— START —

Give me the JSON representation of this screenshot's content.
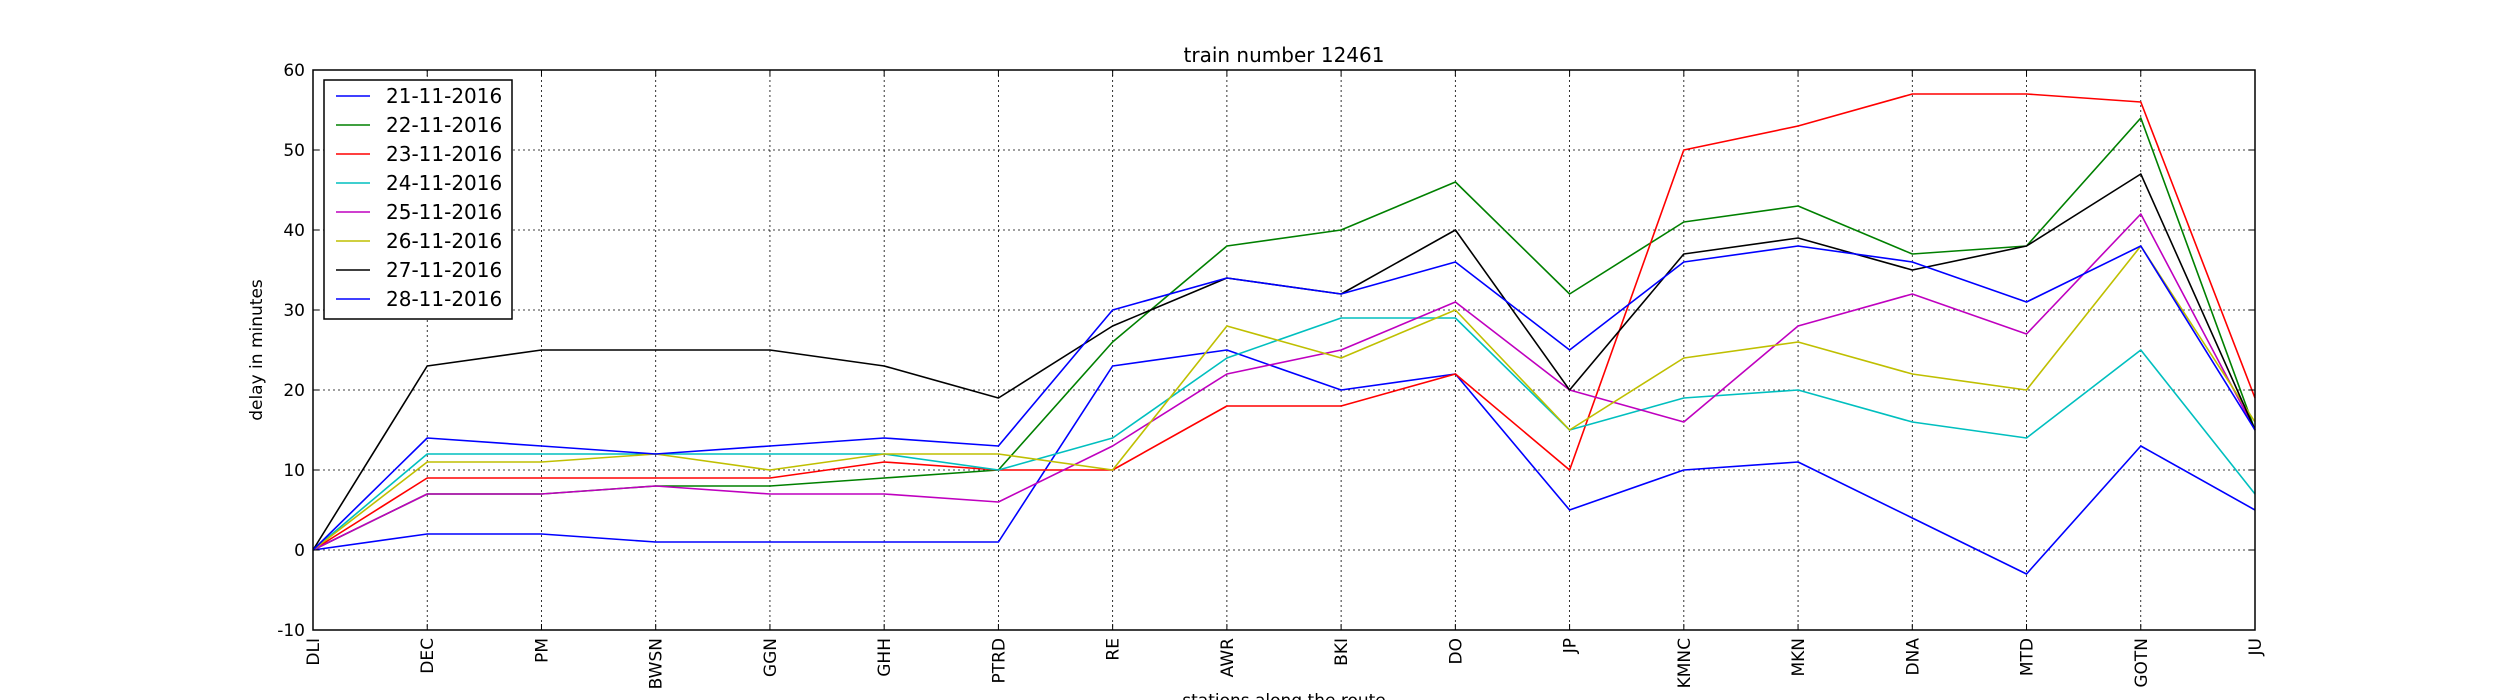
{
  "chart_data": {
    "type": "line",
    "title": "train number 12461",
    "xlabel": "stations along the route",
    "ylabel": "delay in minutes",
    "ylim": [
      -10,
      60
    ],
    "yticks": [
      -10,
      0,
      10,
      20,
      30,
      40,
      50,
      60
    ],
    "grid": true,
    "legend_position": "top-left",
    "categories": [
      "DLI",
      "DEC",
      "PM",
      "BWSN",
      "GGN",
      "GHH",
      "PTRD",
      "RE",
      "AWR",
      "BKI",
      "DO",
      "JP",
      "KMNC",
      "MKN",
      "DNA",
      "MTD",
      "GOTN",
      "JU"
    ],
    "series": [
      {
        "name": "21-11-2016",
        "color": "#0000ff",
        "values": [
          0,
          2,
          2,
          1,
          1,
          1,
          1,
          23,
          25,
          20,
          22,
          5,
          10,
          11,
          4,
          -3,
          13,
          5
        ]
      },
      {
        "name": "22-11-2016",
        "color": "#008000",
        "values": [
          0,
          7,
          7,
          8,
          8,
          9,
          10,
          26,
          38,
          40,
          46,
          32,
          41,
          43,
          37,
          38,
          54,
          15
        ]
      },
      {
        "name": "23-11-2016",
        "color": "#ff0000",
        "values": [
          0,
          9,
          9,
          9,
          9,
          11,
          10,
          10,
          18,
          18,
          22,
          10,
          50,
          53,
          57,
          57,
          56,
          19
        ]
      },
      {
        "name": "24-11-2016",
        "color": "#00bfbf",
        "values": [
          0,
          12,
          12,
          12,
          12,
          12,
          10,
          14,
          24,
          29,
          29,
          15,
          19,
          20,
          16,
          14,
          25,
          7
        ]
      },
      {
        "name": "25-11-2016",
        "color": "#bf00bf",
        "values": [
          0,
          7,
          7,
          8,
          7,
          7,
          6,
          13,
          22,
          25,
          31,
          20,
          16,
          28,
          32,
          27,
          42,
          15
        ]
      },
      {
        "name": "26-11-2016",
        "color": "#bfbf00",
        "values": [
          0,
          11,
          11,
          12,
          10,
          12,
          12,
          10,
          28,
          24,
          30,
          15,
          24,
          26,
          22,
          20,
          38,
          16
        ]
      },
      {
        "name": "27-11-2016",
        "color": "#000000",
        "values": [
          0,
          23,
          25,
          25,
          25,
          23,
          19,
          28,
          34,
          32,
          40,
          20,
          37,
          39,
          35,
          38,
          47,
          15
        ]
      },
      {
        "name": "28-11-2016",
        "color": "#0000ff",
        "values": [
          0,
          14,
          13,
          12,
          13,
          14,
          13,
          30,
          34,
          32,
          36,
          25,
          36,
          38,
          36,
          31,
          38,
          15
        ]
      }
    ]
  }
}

— END —

**Problem details**
Quote the entries above word for word. Leave the images out.

**Solution to the problem**
Give me the JSON representation of this screenshot's content.
{
  "chart_data": {
    "type": "line",
    "title": "train number 12461",
    "xlabel": "stations along the route",
    "ylabel": "delay in minutes",
    "ylim": [
      -10,
      60
    ],
    "yticks": [
      -10,
      0,
      10,
      20,
      30,
      40,
      50,
      60
    ],
    "grid": true,
    "legend_position": "top-left",
    "categories": [
      "DLI",
      "DEC",
      "PM",
      "BWSN",
      "GGN",
      "GHH",
      "PTRD",
      "RE",
      "AWR",
      "BKI",
      "DO",
      "JP",
      "KMNC",
      "MKN",
      "DNA",
      "MTD",
      "GOTN",
      "JU"
    ],
    "series": [
      {
        "name": "21-11-2016",
        "color": "#0000ff",
        "values": [
          0,
          2,
          2,
          1,
          1,
          1,
          1,
          23,
          25,
          20,
          22,
          5,
          10,
          11,
          4,
          -3,
          13,
          5
        ]
      },
      {
        "name": "22-11-2016",
        "color": "#008000",
        "values": [
          0,
          7,
          7,
          8,
          8,
          9,
          10,
          26,
          38,
          40,
          46,
          32,
          41,
          43,
          37,
          38,
          54,
          15
        ]
      },
      {
        "name": "23-11-2016",
        "color": "#ff0000",
        "values": [
          0,
          9,
          9,
          9,
          9,
          11,
          10,
          10,
          18,
          18,
          22,
          10,
          50,
          53,
          57,
          57,
          56,
          19
        ]
      },
      {
        "name": "24-11-2016",
        "color": "#00bfbf",
        "values": [
          0,
          12,
          12,
          12,
          12,
          12,
          10,
          14,
          24,
          29,
          29,
          15,
          19,
          20,
          16,
          14,
          25,
          7
        ]
      },
      {
        "name": "25-11-2016",
        "color": "#bf00bf",
        "values": [
          0,
          7,
          7,
          8,
          7,
          7,
          6,
          13,
          22,
          25,
          31,
          20,
          16,
          28,
          32,
          27,
          42,
          15
        ]
      },
      {
        "name": "26-11-2016",
        "color": "#bfbf00",
        "values": [
          0,
          11,
          11,
          12,
          10,
          12,
          12,
          10,
          28,
          24,
          30,
          15,
          24,
          26,
          22,
          20,
          38,
          16
        ]
      },
      {
        "name": "27-11-2016",
        "color": "#000000",
        "values": [
          0,
          23,
          25,
          25,
          25,
          23,
          19,
          28,
          34,
          32,
          40,
          20,
          37,
          39,
          35,
          38,
          47,
          15
        ]
      },
      {
        "name": "28-11-2016",
        "color": "#0000ff",
        "values": [
          0,
          14,
          13,
          12,
          13,
          14,
          13,
          30,
          34,
          32,
          36,
          25,
          36,
          38,
          36,
          31,
          38,
          15
        ]
      }
    ]
  }
}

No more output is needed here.